◆ TASK DESCRIPTION ◆
Every entry below must appear again, exactly as written.

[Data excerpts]
----

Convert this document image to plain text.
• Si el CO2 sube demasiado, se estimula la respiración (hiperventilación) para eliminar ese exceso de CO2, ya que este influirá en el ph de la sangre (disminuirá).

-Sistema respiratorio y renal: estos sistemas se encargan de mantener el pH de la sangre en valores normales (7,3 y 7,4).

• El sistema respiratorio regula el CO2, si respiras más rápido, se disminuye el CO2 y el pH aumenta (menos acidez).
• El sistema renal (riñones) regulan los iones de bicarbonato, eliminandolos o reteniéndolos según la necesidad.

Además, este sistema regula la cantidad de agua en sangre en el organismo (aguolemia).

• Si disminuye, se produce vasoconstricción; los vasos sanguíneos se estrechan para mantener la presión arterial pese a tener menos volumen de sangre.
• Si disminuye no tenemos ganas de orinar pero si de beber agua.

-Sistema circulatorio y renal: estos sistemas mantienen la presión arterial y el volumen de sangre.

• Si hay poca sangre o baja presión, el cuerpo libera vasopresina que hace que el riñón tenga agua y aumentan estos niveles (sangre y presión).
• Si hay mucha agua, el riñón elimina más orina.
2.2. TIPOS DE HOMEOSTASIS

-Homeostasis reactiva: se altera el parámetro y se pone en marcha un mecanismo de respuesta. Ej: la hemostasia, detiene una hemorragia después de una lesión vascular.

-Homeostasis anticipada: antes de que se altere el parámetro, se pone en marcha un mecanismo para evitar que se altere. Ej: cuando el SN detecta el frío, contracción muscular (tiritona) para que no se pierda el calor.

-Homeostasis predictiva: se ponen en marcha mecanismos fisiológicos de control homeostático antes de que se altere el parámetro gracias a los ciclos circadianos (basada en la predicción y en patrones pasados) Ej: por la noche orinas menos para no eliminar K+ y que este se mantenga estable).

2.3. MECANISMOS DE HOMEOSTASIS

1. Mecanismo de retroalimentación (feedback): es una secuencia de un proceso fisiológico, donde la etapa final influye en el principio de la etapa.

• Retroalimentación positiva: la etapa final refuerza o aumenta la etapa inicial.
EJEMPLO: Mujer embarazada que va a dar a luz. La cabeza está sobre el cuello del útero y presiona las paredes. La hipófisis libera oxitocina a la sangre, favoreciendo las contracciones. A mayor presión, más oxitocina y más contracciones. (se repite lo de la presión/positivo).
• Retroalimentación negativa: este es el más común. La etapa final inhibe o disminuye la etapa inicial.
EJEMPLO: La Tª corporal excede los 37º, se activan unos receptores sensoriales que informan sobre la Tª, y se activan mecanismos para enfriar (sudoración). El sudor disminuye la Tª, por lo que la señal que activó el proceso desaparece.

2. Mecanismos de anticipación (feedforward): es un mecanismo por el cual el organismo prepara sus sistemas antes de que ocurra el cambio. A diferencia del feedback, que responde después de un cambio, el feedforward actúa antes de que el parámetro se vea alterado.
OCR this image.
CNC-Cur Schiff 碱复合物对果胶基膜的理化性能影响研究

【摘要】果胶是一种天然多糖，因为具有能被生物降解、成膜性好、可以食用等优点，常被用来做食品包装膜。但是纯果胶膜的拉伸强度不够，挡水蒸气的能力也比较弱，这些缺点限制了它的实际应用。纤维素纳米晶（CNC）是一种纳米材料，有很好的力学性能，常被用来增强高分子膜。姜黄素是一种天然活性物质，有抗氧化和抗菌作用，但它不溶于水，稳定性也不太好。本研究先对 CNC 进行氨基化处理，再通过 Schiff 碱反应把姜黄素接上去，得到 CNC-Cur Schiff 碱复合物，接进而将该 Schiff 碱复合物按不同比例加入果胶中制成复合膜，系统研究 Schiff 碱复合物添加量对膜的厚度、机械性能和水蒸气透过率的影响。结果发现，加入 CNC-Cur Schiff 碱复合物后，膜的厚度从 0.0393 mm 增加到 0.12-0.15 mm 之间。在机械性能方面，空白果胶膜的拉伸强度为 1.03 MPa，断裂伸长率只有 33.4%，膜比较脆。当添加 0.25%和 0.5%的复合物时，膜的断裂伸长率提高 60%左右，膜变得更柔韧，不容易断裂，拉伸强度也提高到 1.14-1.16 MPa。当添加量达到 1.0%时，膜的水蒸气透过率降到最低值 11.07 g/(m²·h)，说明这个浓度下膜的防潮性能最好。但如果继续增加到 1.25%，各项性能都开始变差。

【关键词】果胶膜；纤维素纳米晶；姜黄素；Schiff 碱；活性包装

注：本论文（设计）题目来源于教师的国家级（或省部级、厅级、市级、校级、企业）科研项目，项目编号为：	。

----

◆ WORKED SOLUTION ◆
Convert this document image to plain text.
• Si el CO2 sube demasiado, se estimula la respiración (hiperventilación) para eliminar ese exceso de CO2, ya que este influirá en el ph de la sangre (disminuirá).

-Sistema respiratorio y renal: estos sistemas se encargan de mantener el pH de la sangre en valores normales (7,3 y 7,4).

• El sistema respiratorio regula el CO2, si respiras más rápido, se disminuye el CO2 y el pH aumenta (menos acidez).
• El sistema renal (riñones) regulan los iones de bicarbonato, eliminandolos o reteniéndolos según la necesidad.

Además, este sistema regula la cantidad de agua en sangre en el organismo (aguolemia).

• Si disminuye, se produce vasoconstricción; los vasos sanguíneos se estrechan para mantener la presión arterial pese a tener menos volumen de sangre.
• Si disminuye no tenemos ganas de orinar pero si de beber agua.

-Sistema circulatorio y renal: estos sistemas mantienen la presión arterial y el volumen de sangre.

• Si hay poca sangre o baja presión, el cuerpo libera vasopresina que hace que el riñón tenga agua y aumentan estos niveles (sangre y presión).
• Si hay mucha agua, el riñón elimina más orina.
2.2. TIPOS DE HOMEOSTASIS

-Homeostasis reactiva: se altera el parámetro y se pone en marcha un mecanismo de respuesta. Ej: la hemostasia, detiene una hemorragia después de una lesión vascular.

-Homeostasis anticipada: antes de que se altere el parámetro, se pone en marcha un mecanismo para evitar que se altere. Ej: cuando el SN detecta el frío, contracción muscular (tiritona) para que no se pierda el calor.

-Homeostasis predictiva: se ponen en marcha mecanismos fisiológicos de control homeostático antes de que se altere el parámetro gracias a los ciclos circadianos (basada en la predicción y en patrones pasados) Ej: por la noche orinas menos para no eliminar K+ y que este se mantenga estable).

2.3. MECANISMOS DE HOMEOSTASIS

1. Mecanismo de retroalimentación (feedback): es una secuencia de un proceso fisiológico, donde la etapa final influye en el principio de la etapa.

• Retroalimentación positiva: la etapa final refuerza o aumenta la etapa inicial.
EJEMPLO: Mujer embarazada que va a dar a luz. La cabeza está sobre el cuello del útero y presiona las paredes. La hipófisis libera oxitocina a la sangre, favoreciendo las contracciones. A mayor presión, más oxitocina y más contracciones. (se repite lo de la presión/positivo).
• Retroalimentación negativa: este es el más común. La etapa final inhibe o disminuye la etapa inicial.
EJEMPLO: La Tª corporal excede los 37º, se activan unos receptores sensoriales que informan sobre la Tª, y se activan mecanismos para enfriar (sudoración). El sudor disminuye la Tª, por lo que la señal que activó el proceso desaparece.

2. Mecanismos de anticipación (feedforward): es un mecanismo por el cual el organismo prepara sus sistemas antes de que ocurra el cambio. A diferencia del feedback, que responde después de un cambio, el feedforward actúa antes de que el parámetro se vea alterado.
OCR this image.
CNC-Cur Schiff 碱复合物对果胶基膜的理化性能影响研究

【摘要】果胶是一种天然多糖，因为具有能被生物降解、成膜性好、可以食用等优点，常被用来做食品包装膜。但是纯果胶膜的拉伸强度不够，挡水蒸气的能力也比较弱，这些缺点限制了它的实际应用。纤维素纳米晶（CNC）是一种纳米材料，有很好的力学性能，常被用来增强高分子膜。姜黄素是一种天然活性物质，有抗氧化和抗菌作用，但它不溶于水，稳定性也不太好。本研究先对 CNC 进行氨基化处理，再通过 Schiff 碱反应把姜黄素接上去，得到 CNC-Cur Schiff 碱复合物，接进而将该 Schiff 碱复合物按不同比例加入果胶中制成复合膜，系统研究 Schiff 碱复合物添加量对膜的厚度、机械性能和水蒸气透过率的影响。结果发现，加入 CNC-Cur Schiff 碱复合物后，膜的厚度从 0.0393 mm 增加到 0.12-0.15 mm 之间。在机械性能方面，空白果胶膜的拉伸强度为 1.03 MPa，断裂伸长率只有 33.4%，膜比较脆。当添加 0.25%和 0.5%的复合物时，膜的断裂伸长率提高 60%左右，膜变得更柔韧，不容易断裂，拉伸强度也提高到 1.14-1.16 MPa。当添加量达到 1.0%时，膜的水蒸气透过率降到最低值 11.07 g/(m²·h)，说明这个浓度下膜的防潮性能最好。但如果继续增加到 1.25%，各项性能都开始变差。

【关键词】果胶膜；纤维素纳米晶；姜黄素；Schiff 碱；活性包装

注：本论文（设计）题目来源于教师的国家级（或省部级、厅级、市级、校级、企业）科研项目，项目编号为：	。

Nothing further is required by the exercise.